*Objective*.
Output the entries word for word. Omit images.

───── Information provided

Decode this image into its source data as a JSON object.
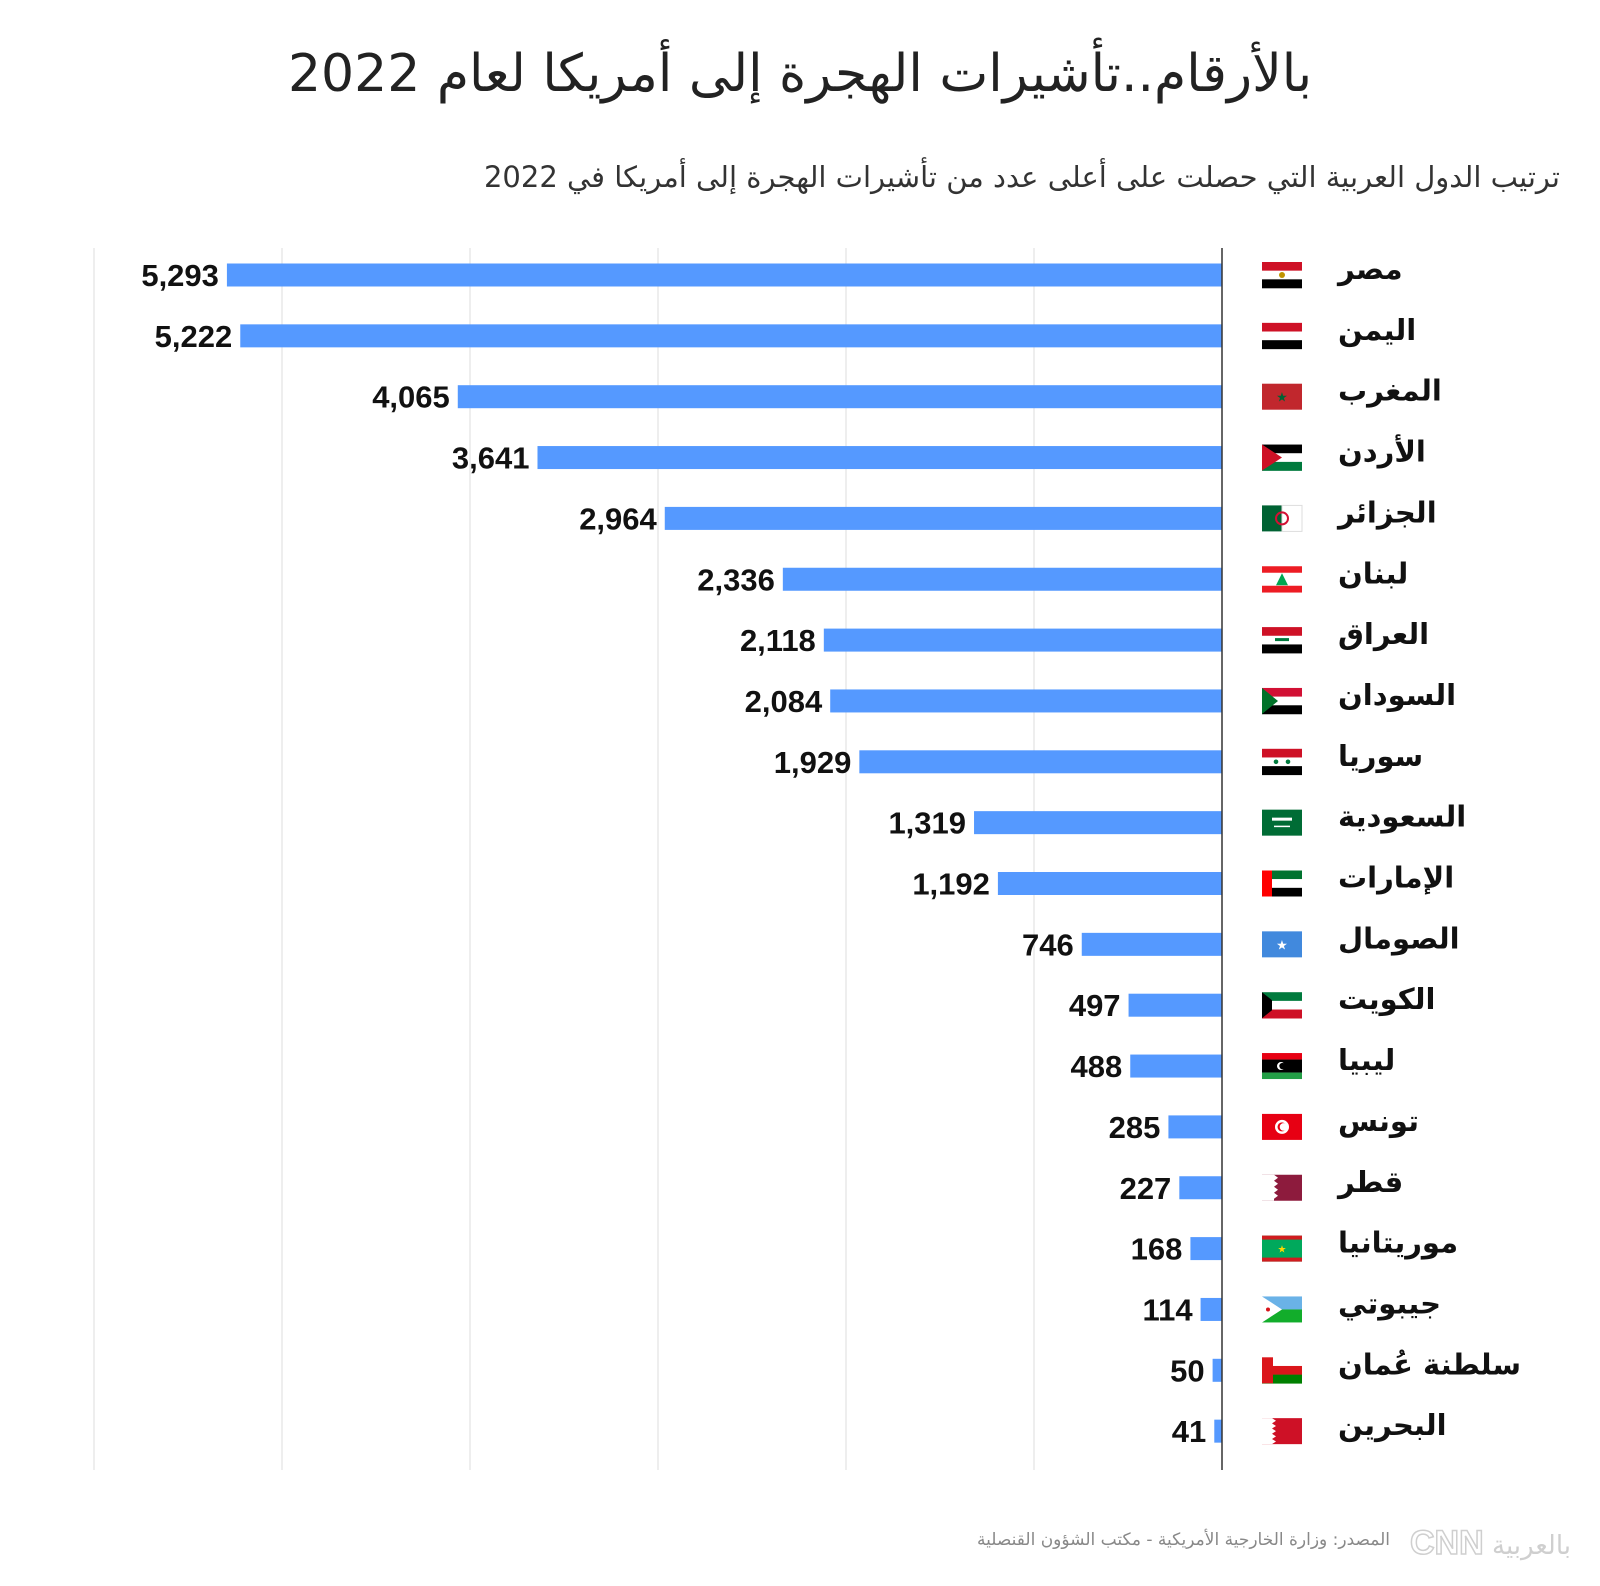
{
  "title": "بالأرقام..تأشيرات الهجرة إلى أمريكا لعام 2022",
  "subtitle": "ترتيب الدول العربية التي حصلت على أعلى عدد من تأشيرات الهجرة إلى أمريكا في 2022",
  "source": "المصدر: وزارة الخارجية الأمريكية - مكتب الشؤون القنصلية",
  "logo_text": "CNN بالعربية",
  "bar_color": "#5599ff",
  "chart_data": {
    "type": "bar",
    "orientation": "horizontal",
    "categories": [
      "مصر",
      "اليمن",
      "المغرب",
      "الأردن",
      "الجزائر",
      "لبنان",
      "العراق",
      "السودان",
      "سوريا",
      "السعودية",
      "الإمارات",
      "الصومال",
      "الكويت",
      "ليبيا",
      "تونس",
      "قطر",
      "موريتانيا",
      "جيبوتي",
      "سلطنة عُمان",
      "البحرين"
    ],
    "values": [
      5293,
      5222,
      4065,
      3641,
      2964,
      2336,
      2118,
      2084,
      1929,
      1319,
      1192,
      746,
      497,
      488,
      285,
      227,
      168,
      114,
      50,
      41
    ],
    "value_labels": [
      "5,293",
      "5,222",
      "4,065",
      "3,641",
      "2,964",
      "2,336",
      "2,118",
      "2,084",
      "1,929",
      "1,319",
      "1,192",
      "746",
      "497",
      "488",
      "285",
      "227",
      "168",
      "114",
      "50",
      "41"
    ],
    "flags": [
      "egypt-flag-icon",
      "yemen-flag-icon",
      "morocco-flag-icon",
      "jordan-flag-icon",
      "algeria-flag-icon",
      "lebanon-flag-icon",
      "iraq-flag-icon",
      "sudan-flag-icon",
      "syria-flag-icon",
      "saudi-flag-icon",
      "uae-flag-icon",
      "somalia-flag-icon",
      "kuwait-flag-icon",
      "libya-flag-icon",
      "tunisia-flag-icon",
      "qatar-flag-icon",
      "mauritania-flag-icon",
      "djibouti-flag-icon",
      "oman-flag-icon",
      "bahrain-flag-icon"
    ],
    "xlim": [
      0,
      6000
    ],
    "grid": true,
    "title": "بالأرقام..تأشيرات الهجرة إلى أمريكا لعام 2022",
    "xlabel": "",
    "ylabel": ""
  }
}
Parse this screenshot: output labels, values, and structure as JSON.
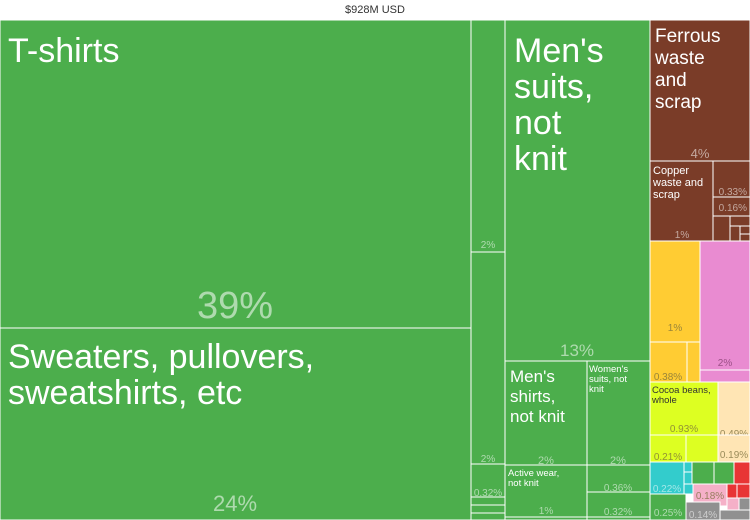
{
  "header": {
    "total": "$928M USD"
  },
  "colors": {
    "textiles": "#4cae4c",
    "metals": "#7a3c28",
    "vegetable": "#ffcc33",
    "misc": "#e98bd1",
    "foodstuffs": "#ddff22",
    "beige": "#ffe5b4",
    "minerals": "#33cccc",
    "pink_light": "#f5b0c8",
    "machines": "#909090",
    "transport": "#e83535",
    "edge": "#ffffff"
  },
  "chart_data": {
    "type": "treemap",
    "title": "$928M USD",
    "items": [
      {
        "label": "T-shirts",
        "value": 39,
        "value_label": "39%",
        "group": "textiles"
      },
      {
        "label": "Sweaters, pullovers, sweatshirts, etc",
        "value": 24,
        "value_label": "24%",
        "group": "textiles"
      },
      {
        "label": "",
        "value": 2,
        "value_label": "2%",
        "group": "textiles"
      },
      {
        "label": "",
        "value": 2,
        "value_label": "2%",
        "group": "textiles"
      },
      {
        "label": "",
        "value": 0.32,
        "value_label": "0.32%",
        "group": "textiles"
      },
      {
        "label": "Men's suits, not knit",
        "value": 13,
        "value_label": "13%",
        "group": "textiles"
      },
      {
        "label": "Men's shirts, not knit",
        "value": 2,
        "value_label": "2%",
        "group": "textiles"
      },
      {
        "label": "Women's suits, not knit",
        "value": 2,
        "value_label": "2%",
        "group": "textiles"
      },
      {
        "label": "Active wear, not knit",
        "value": 1,
        "value_label": "1%",
        "group": "textiles"
      },
      {
        "label": "",
        "value": 0.36,
        "value_label": "0.36%",
        "group": "textiles"
      },
      {
        "label": "",
        "value": 0.32,
        "value_label": "0.32%",
        "group": "textiles"
      },
      {
        "label": "Ferrous waste and scrap",
        "value": 4,
        "value_label": "4%",
        "group": "metals"
      },
      {
        "label": "Copper waste and scrap",
        "value": 1,
        "value_label": "1%",
        "group": "metals"
      },
      {
        "label": "",
        "value": 0.33,
        "value_label": "0.33%",
        "group": "metals"
      },
      {
        "label": "",
        "value": 0.16,
        "value_label": "0.16%",
        "group": "metals"
      },
      {
        "label": "",
        "value": 1,
        "value_label": "1%",
        "group": "vegetable"
      },
      {
        "label": "",
        "value": 0.38,
        "value_label": "0.38%",
        "group": "vegetable"
      },
      {
        "label": "",
        "value": 2,
        "value_label": "2%",
        "group": "misc"
      },
      {
        "label": "Cocoa beans, whole",
        "value": 0.93,
        "value_label": "0.93%",
        "group": "foodstuffs"
      },
      {
        "label": "",
        "value": 0.21,
        "value_label": "0.21%",
        "group": "foodstuffs"
      },
      {
        "label": "",
        "value": 0.49,
        "value_label": "0.49%",
        "group": "beige"
      },
      {
        "label": "",
        "value": 0.19,
        "value_label": "0.19%",
        "group": "beige"
      },
      {
        "label": "",
        "value": 0.22,
        "value_label": "0.22%",
        "group": "minerals"
      },
      {
        "label": "",
        "value": 0.18,
        "value_label": "0.18%",
        "group": "pink_light"
      },
      {
        "label": "",
        "value": 0.25,
        "value_label": "0.25%",
        "group": "textiles"
      },
      {
        "label": "",
        "value": 0.14,
        "value_label": "0.14%",
        "group": "machines"
      }
    ]
  }
}
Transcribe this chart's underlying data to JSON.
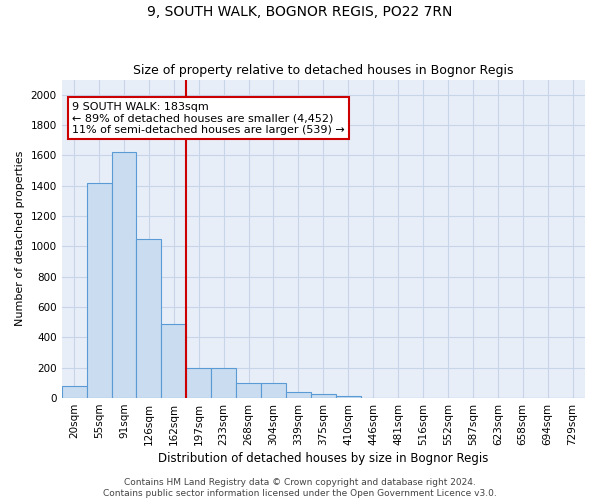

──────────

*Right answer*.
Decode this image into its source data as a JSON object.
{
  "title": "بالأرقام..تأشيرات الهجرة إلى أمريكا لعام 2022",
  "subtitle": "ترتيب الدول العربية التي حصلت على أعلى عدد من تأشيرات الهجرة إلى أمريكا في 2022",
  "source": "المصدر: وزارة الخارجية الأمريكية - مكتب الشؤون القنصلية",
  "logo_text": "CNN بالعربية",
  "bar_color": "#5599ff",
  "chart_data": {
    "type": "bar",
    "orientation": "horizontal",
    "categories": [
      "مصر",
      "اليمن",
      "المغرب",
      "الأردن",
      "الجزائر",
      "لبنان",
      "العراق",
      "السودان",
      "سوريا",
      "السعودية",
      "الإمارات",
      "الصومال",
      "الكويت",
      "ليبيا",
      "تونس",
      "قطر",
      "موريتانيا",
      "جيبوتي",
      "سلطنة عُمان",
      "البحرين"
    ],
    "values": [
      5293,
      5222,
      4065,
      3641,
      2964,
      2336,
      2118,
      2084,
      1929,
      1319,
      1192,
      746,
      497,
      488,
      285,
      227,
      168,
      114,
      50,
      41
    ],
    "value_labels": [
      "5,293",
      "5,222",
      "4,065",
      "3,641",
      "2,964",
      "2,336",
      "2,118",
      "2,084",
      "1,929",
      "1,319",
      "1,192",
      "746",
      "497",
      "488",
      "285",
      "227",
      "168",
      "114",
      "50",
      "41"
    ],
    "flags": [
      "egypt-flag-icon",
      "yemen-flag-icon",
      "morocco-flag-icon",
      "jordan-flag-icon",
      "algeria-flag-icon",
      "lebanon-flag-icon",
      "iraq-flag-icon",
      "sudan-flag-icon",
      "syria-flag-icon",
      "saudi-flag-icon",
      "uae-flag-icon",
      "somalia-flag-icon",
      "kuwait-flag-icon",
      "libya-flag-icon",
      "tunisia-flag-icon",
      "qatar-flag-icon",
      "mauritania-flag-icon",
      "djibouti-flag-icon",
      "oman-flag-icon",
      "bahrain-flag-icon"
    ],
    "xlim": [
      0,
      6000
    ],
    "grid": true,
    "title": "بالأرقام..تأشيرات الهجرة إلى أمريكا لعام 2022",
    "xlabel": "",
    "ylabel": ""
  }
}
Parse this screenshot: output labels, values, and structure as JSON.
{
  "header": {
    "total": "$928M USD"
  },
  "colors": {
    "textiles": "#4cae4c",
    "metals": "#7a3c28",
    "vegetable": "#ffcc33",
    "misc": "#e98bd1",
    "foodstuffs": "#ddff22",
    "beige": "#ffe5b4",
    "minerals": "#33cccc",
    "pink_light": "#f5b0c8",
    "machines": "#909090",
    "transport": "#e83535",
    "edge": "#ffffff"
  },
  "chart_data": {
    "type": "treemap",
    "title": "$928M USD",
    "items": [
      {
        "label": "T-shirts",
        "value": 39,
        "value_label": "39%",
        "group": "textiles"
      },
      {
        "label": "Sweaters, pullovers, sweatshirts, etc",
        "value": 24,
        "value_label": "24%",
        "group": "textiles"
      },
      {
        "label": "",
        "value": 2,
        "value_label": "2%",
        "group": "textiles"
      },
      {
        "label": "",
        "value": 2,
        "value_label": "2%",
        "group": "textiles"
      },
      {
        "label": "",
        "value": 0.32,
        "value_label": "0.32%",
        "group": "textiles"
      },
      {
        "label": "Men's suits, not knit",
        "value": 13,
        "value_label": "13%",
        "group": "textiles"
      },
      {
        "label": "Men's shirts, not knit",
        "value": 2,
        "value_label": "2%",
        "group": "textiles"
      },
      {
        "label": "Women's suits, not knit",
        "value": 2,
        "value_label": "2%",
        "group": "textiles"
      },
      {
        "label": "Active wear, not knit",
        "value": 1,
        "value_label": "1%",
        "group": "textiles"
      },
      {
        "label": "",
        "value": 0.36,
        "value_label": "0.36%",
        "group": "textiles"
      },
      {
        "label": "",
        "value": 0.32,
        "value_label": "0.32%",
        "group": "textiles"
      },
      {
        "label": "Ferrous waste and scrap",
        "value": 4,
        "value_label": "4%",
        "group": "metals"
      },
      {
        "label": "Copper waste and scrap",
        "value": 1,
        "value_label": "1%",
        "group": "metals"
      },
      {
        "label": "",
        "value": 0.33,
        "value_label": "0.33%",
        "group": "metals"
      },
      {
        "label": "",
        "value": 0.16,
        "value_label": "0.16%",
        "group": "metals"
      },
      {
        "label": "",
        "value": 1,
        "value_label": "1%",
        "group": "vegetable"
      },
      {
        "label": "",
        "value": 0.38,
        "value_label": "0.38%",
        "group": "vegetable"
      },
      {
        "label": "",
        "value": 2,
        "value_label": "2%",
        "group": "misc"
      },
      {
        "label": "Cocoa beans, whole",
        "value": 0.93,
        "value_label": "0.93%",
        "group": "foodstuffs"
      },
      {
        "label": "",
        "value": 0.21,
        "value_label": "0.21%",
        "group": "foodstuffs"
      },
      {
        "label": "",
        "value": 0.49,
        "value_label": "0.49%",
        "group": "beige"
      },
      {
        "label": "",
        "value": 0.19,
        "value_label": "0.19%",
        "group": "beige"
      },
      {
        "label": "",
        "value": 0.22,
        "value_label": "0.22%",
        "group": "minerals"
      },
      {
        "label": "",
        "value": 0.18,
        "value_label": "0.18%",
        "group": "pink_light"
      },
      {
        "label": "",
        "value": 0.25,
        "value_label": "0.25%",
        "group": "textiles"
      },
      {
        "label": "",
        "value": 0.14,
        "value_label": "0.14%",
        "group": "machines"
      }
    ]
  }
}
Transcribe this chart's underlying data to JSON.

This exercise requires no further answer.